Your answer should be a single number: the count of lines that hold the word "from".

Records about charts and figures
-- begin --

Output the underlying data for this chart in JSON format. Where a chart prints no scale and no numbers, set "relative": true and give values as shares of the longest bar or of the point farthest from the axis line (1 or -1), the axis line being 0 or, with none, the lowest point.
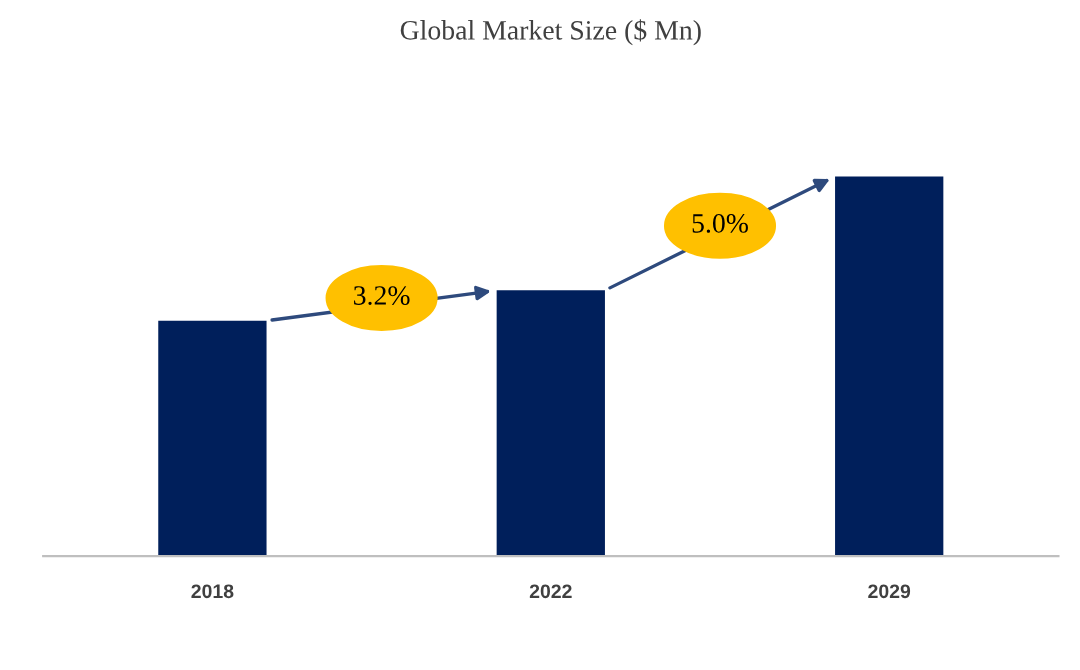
{
  "chart_data": {
    "type": "bar",
    "title": "Global Market Size ($ Mn)",
    "categories": [
      "2018",
      "2022",
      "2029"
    ],
    "values": [
      0.62,
      0.7,
      1
    ],
    "color": "#001f5b",
    "relative": true,
    "grid": false,
    "legend": false,
    "annotations": [
      "3.2%",
      "5.0%"
    ]
  }
}
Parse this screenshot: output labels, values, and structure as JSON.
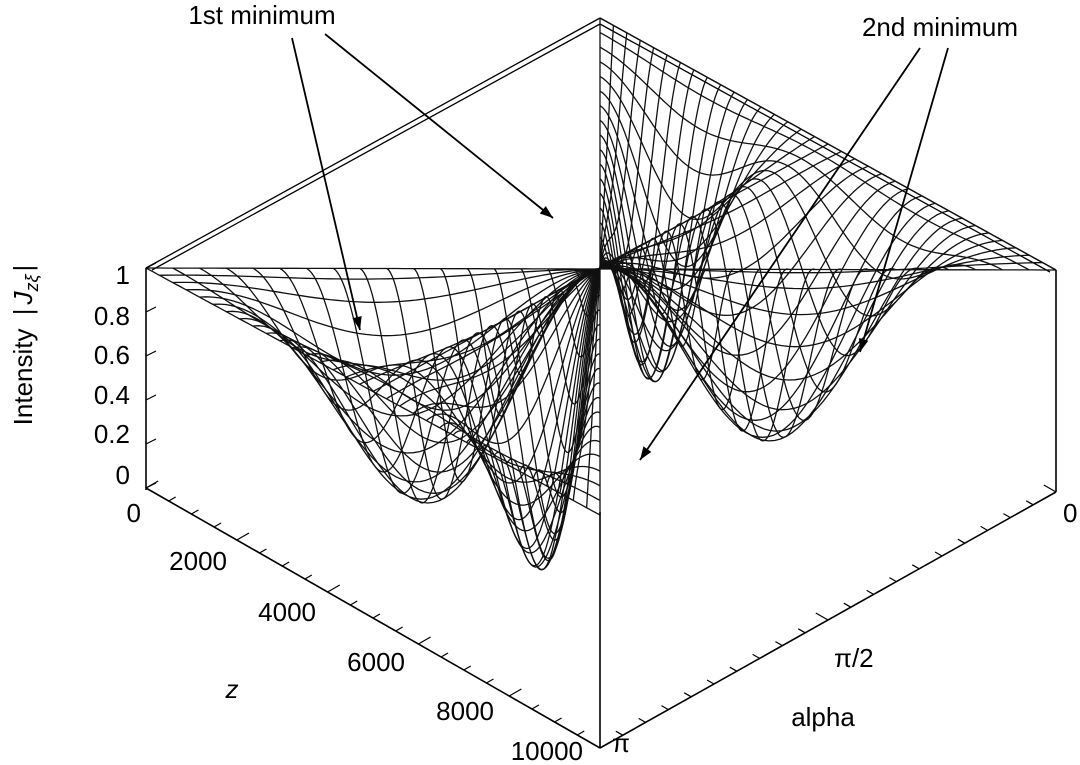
{
  "chart_data": {
    "type": "surface3d",
    "zlabel_prefix": "Intensity",
    "zlabel_symbol": "J",
    "zlabel_subscript": "zξ",
    "xlabel": "z",
    "ylabel": "alpha",
    "z_ticks": [
      "0",
      "0.2",
      "0.4",
      "0.6",
      "0.8",
      "1"
    ],
    "x_ticks": [
      "0",
      "2000",
      "4000",
      "6000",
      "8000",
      "10000"
    ],
    "alpha_ticks": [
      "0",
      "π/2",
      "π"
    ],
    "xlim": [
      0,
      10000
    ],
    "alpha_range": [
      "0",
      "π"
    ],
    "zlim": [
      0,
      1
    ],
    "annotations": [
      {
        "text": "1st minimum"
      },
      {
        "text": "2nd minimum"
      }
    ],
    "surface_description": "Intensity = 1 along the alpha = 0, alpha = π and z = 0, z = 10000 edges; two minima per direction forming a 2×2 array of dips reaching 0."
  }
}
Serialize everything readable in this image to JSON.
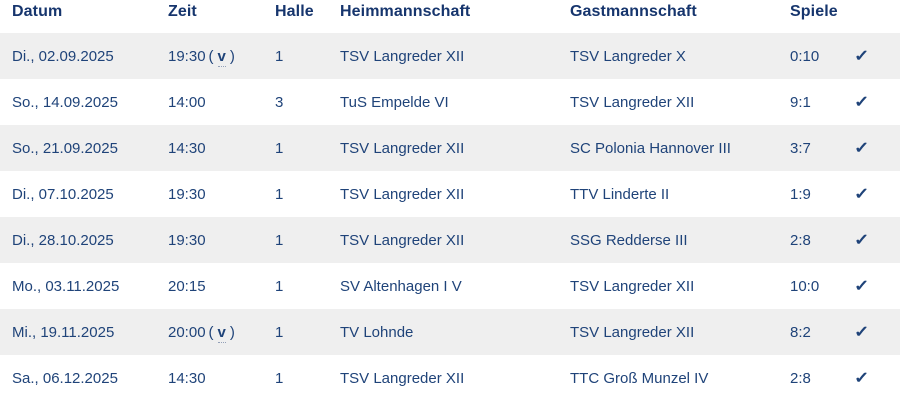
{
  "colors": {
    "header_text": "#16356d",
    "body_text": "#1f4379",
    "row_alt_bg": "#efefef",
    "check": "#1f4379",
    "background": "#ffffff"
  },
  "labels": {
    "verlegt_open": "(",
    "verlegt_abbr": "v",
    "verlegt_close": ")"
  },
  "icons": {
    "check_glyph": "✓"
  },
  "table": {
    "columns": [
      {
        "key": "datum",
        "label": "Datum"
      },
      {
        "key": "zeit",
        "label": "Zeit"
      },
      {
        "key": "halle",
        "label": "Halle"
      },
      {
        "key": "heim",
        "label": "Heimmannschaft"
      },
      {
        "key": "gast",
        "label": "Gastmannschaft"
      },
      {
        "key": "spiele",
        "label": "Spiele"
      },
      {
        "key": "status",
        "label": ""
      }
    ],
    "rows": [
      {
        "datum": "Di., 02.09.2025",
        "zeit": "19:30",
        "verlegt": true,
        "halle": "1",
        "heim": "TSV Langreder XII",
        "gast": "TSV Langreder X",
        "spiele": "0:10",
        "played": true
      },
      {
        "datum": "So., 14.09.2025",
        "zeit": "14:00",
        "verlegt": false,
        "halle": "3",
        "heim": "TuS Empelde VI",
        "gast": "TSV Langreder XII",
        "spiele": "9:1",
        "played": true
      },
      {
        "datum": "So., 21.09.2025",
        "zeit": "14:30",
        "verlegt": false,
        "halle": "1",
        "heim": "TSV Langreder XII",
        "gast": "SC Polonia Hannover III",
        "spiele": "3:7",
        "played": true
      },
      {
        "datum": "Di., 07.10.2025",
        "zeit": "19:30",
        "verlegt": false,
        "halle": "1",
        "heim": "TSV Langreder XII",
        "gast": "TTV Linderte II",
        "spiele": "1:9",
        "played": true
      },
      {
        "datum": "Di., 28.10.2025",
        "zeit": "19:30",
        "verlegt": false,
        "halle": "1",
        "heim": "TSV Langreder XII",
        "gast": "SSG Redderse III",
        "spiele": "2:8",
        "played": true
      },
      {
        "datum": "Mo., 03.11.2025",
        "zeit": "20:15",
        "verlegt": false,
        "halle": "1",
        "heim": "SV Altenhagen I V",
        "gast": "TSV Langreder XII",
        "spiele": "10:0",
        "played": true
      },
      {
        "datum": "Mi., 19.11.2025",
        "zeit": "20:00",
        "verlegt": true,
        "halle": "1",
        "heim": "TV Lohnde",
        "gast": "TSV Langreder XII",
        "spiele": "8:2",
        "played": true
      },
      {
        "datum": "Sa., 06.12.2025",
        "zeit": "14:30",
        "verlegt": false,
        "halle": "1",
        "heim": "TSV Langreder XII",
        "gast": "TTC Groß Munzel IV",
        "spiele": "2:8",
        "played": true
      }
    ]
  }
}
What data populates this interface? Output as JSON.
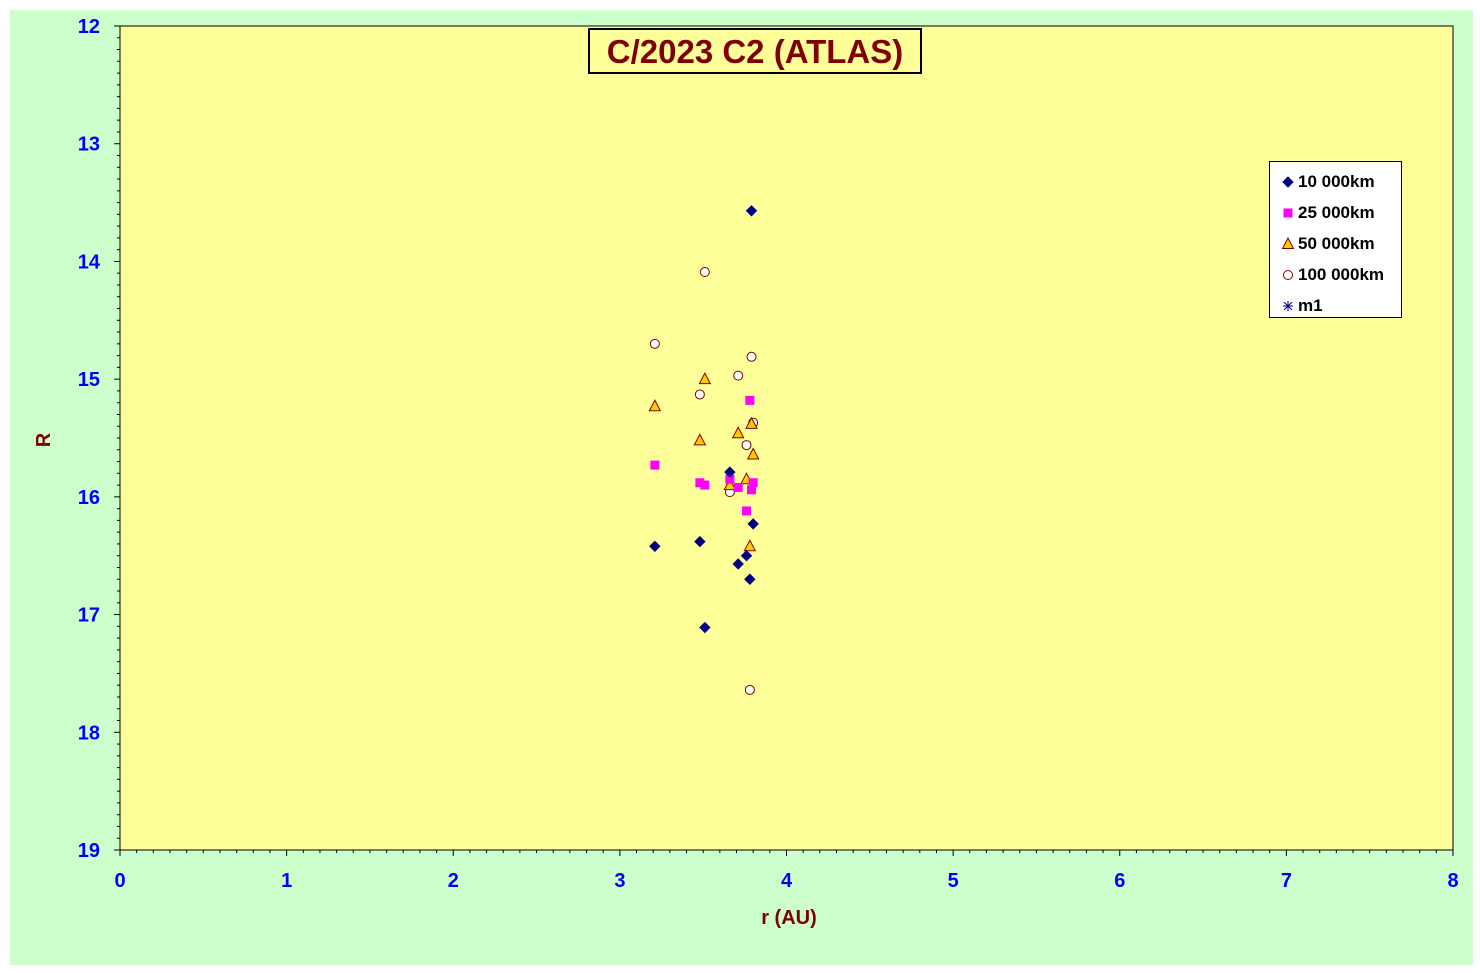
{
  "chart_data": {
    "type": "scatter",
    "title": "C/2023 C2 (ATLAS)",
    "xlabel": "r (AU)",
    "ylabel": "R",
    "xlim": [
      0,
      8
    ],
    "ylim": [
      12,
      19
    ],
    "y_inverted": true,
    "grid": false,
    "legend_position": "top-right",
    "x_ticks": [
      "0",
      "1",
      "2",
      "3",
      "4",
      "5",
      "6",
      "7",
      "8"
    ],
    "y_ticks": [
      "12",
      "13",
      "14",
      "15",
      "16",
      "17",
      "18",
      "19"
    ],
    "colors": {
      "chart_background": "#ccffcc",
      "plot_background": "#ffff99",
      "tick_labels": "#0000ff",
      "axis_titles": "#800000"
    },
    "series": [
      {
        "name": "10 000km",
        "marker": "diamond",
        "color": "#000080",
        "points": [
          [
            3.79,
            13.57
          ],
          [
            3.21,
            16.42
          ],
          [
            3.48,
            16.38
          ],
          [
            3.51,
            17.11
          ],
          [
            3.66,
            15.79
          ],
          [
            3.71,
            16.57
          ],
          [
            3.76,
            16.5
          ],
          [
            3.78,
            16.7
          ],
          [
            3.8,
            16.23
          ]
        ]
      },
      {
        "name": "25 000km",
        "marker": "square",
        "color": "#ff00ff",
        "points": [
          [
            3.21,
            15.73
          ],
          [
            3.48,
            15.88
          ],
          [
            3.51,
            15.9
          ],
          [
            3.66,
            15.85
          ],
          [
            3.71,
            15.92
          ],
          [
            3.76,
            16.12
          ],
          [
            3.78,
            15.18
          ],
          [
            3.79,
            15.94
          ],
          [
            3.8,
            15.88
          ]
        ]
      },
      {
        "name": "50 000km",
        "marker": "triangle",
        "color": "#ffcc00",
        "points": [
          [
            3.21,
            15.23
          ],
          [
            3.48,
            15.52
          ],
          [
            3.51,
            15.0
          ],
          [
            3.66,
            15.9
          ],
          [
            3.71,
            15.46
          ],
          [
            3.76,
            15.85
          ],
          [
            3.78,
            16.42
          ],
          [
            3.79,
            15.38
          ],
          [
            3.8,
            15.64
          ]
        ]
      },
      {
        "name": "100 000km",
        "marker": "circle",
        "color": "#ffffff",
        "points": [
          [
            3.21,
            14.7
          ],
          [
            3.48,
            15.13
          ],
          [
            3.51,
            14.09
          ],
          [
            3.66,
            15.96
          ],
          [
            3.71,
            14.97
          ],
          [
            3.76,
            15.56
          ],
          [
            3.78,
            17.64
          ],
          [
            3.79,
            14.81
          ],
          [
            3.8,
            15.37
          ]
        ]
      },
      {
        "name": "m1",
        "marker": "star",
        "color": "#000080",
        "points": []
      }
    ]
  }
}
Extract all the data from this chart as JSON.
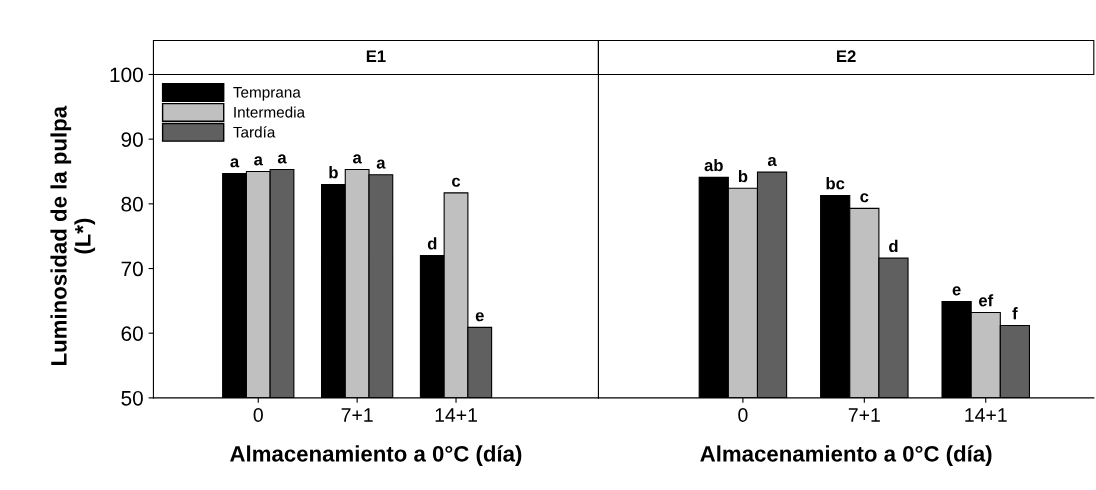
{
  "chart_data": [
    {
      "type": "bar",
      "title": "E1",
      "xlabel": "Almacenamiento a 0°C (día)",
      "ylabel": "Luminosidad de la pulpa\n(L*)",
      "categories": [
        "0",
        "7+1",
        "14+1"
      ],
      "ylim": [
        50,
        100
      ],
      "yticks": [
        50,
        60,
        70,
        80,
        90,
        100
      ],
      "grid": false,
      "legend": "top left",
      "series": [
        {
          "name": "Temprana",
          "color": "#000000",
          "values": [
            84.7,
            83.0,
            72.0
          ],
          "value_labels": [
            "a",
            "b",
            "d"
          ]
        },
        {
          "name": "Intermedia",
          "color": "#c0c0c0",
          "values": [
            85.0,
            85.3,
            81.7
          ],
          "value_labels": [
            "a",
            "a",
            "c"
          ]
        },
        {
          "name": "Tardía",
          "color": "#606060",
          "values": [
            85.3,
            84.5,
            60.9
          ],
          "value_labels": [
            "a",
            "a",
            "e"
          ]
        }
      ]
    },
    {
      "type": "bar",
      "title": "E2",
      "xlabel": "Almacenamiento a 0°C (día)",
      "categories": [
        "0",
        "7+1",
        "14+1"
      ],
      "ylim": [
        50,
        100
      ],
      "tick_labels": "x",
      "grid": false,
      "series": [
        {
          "color": "#000000",
          "values": [
            84.1,
            81.3,
            64.9
          ],
          "value_labels": [
            "ab",
            "bc",
            "e"
          ]
        },
        {
          "color": "#c0c0c0",
          "values": [
            82.4,
            79.3,
            63.2
          ],
          "value_labels": [
            "b",
            "c",
            "ef"
          ]
        },
        {
          "color": "#606060",
          "values": [
            84.9,
            71.6,
            61.2
          ],
          "value_labels": [
            "a",
            "d",
            "f"
          ]
        }
      ]
    }
  ]
}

-- end --

» EXERCISE RESPONSE
2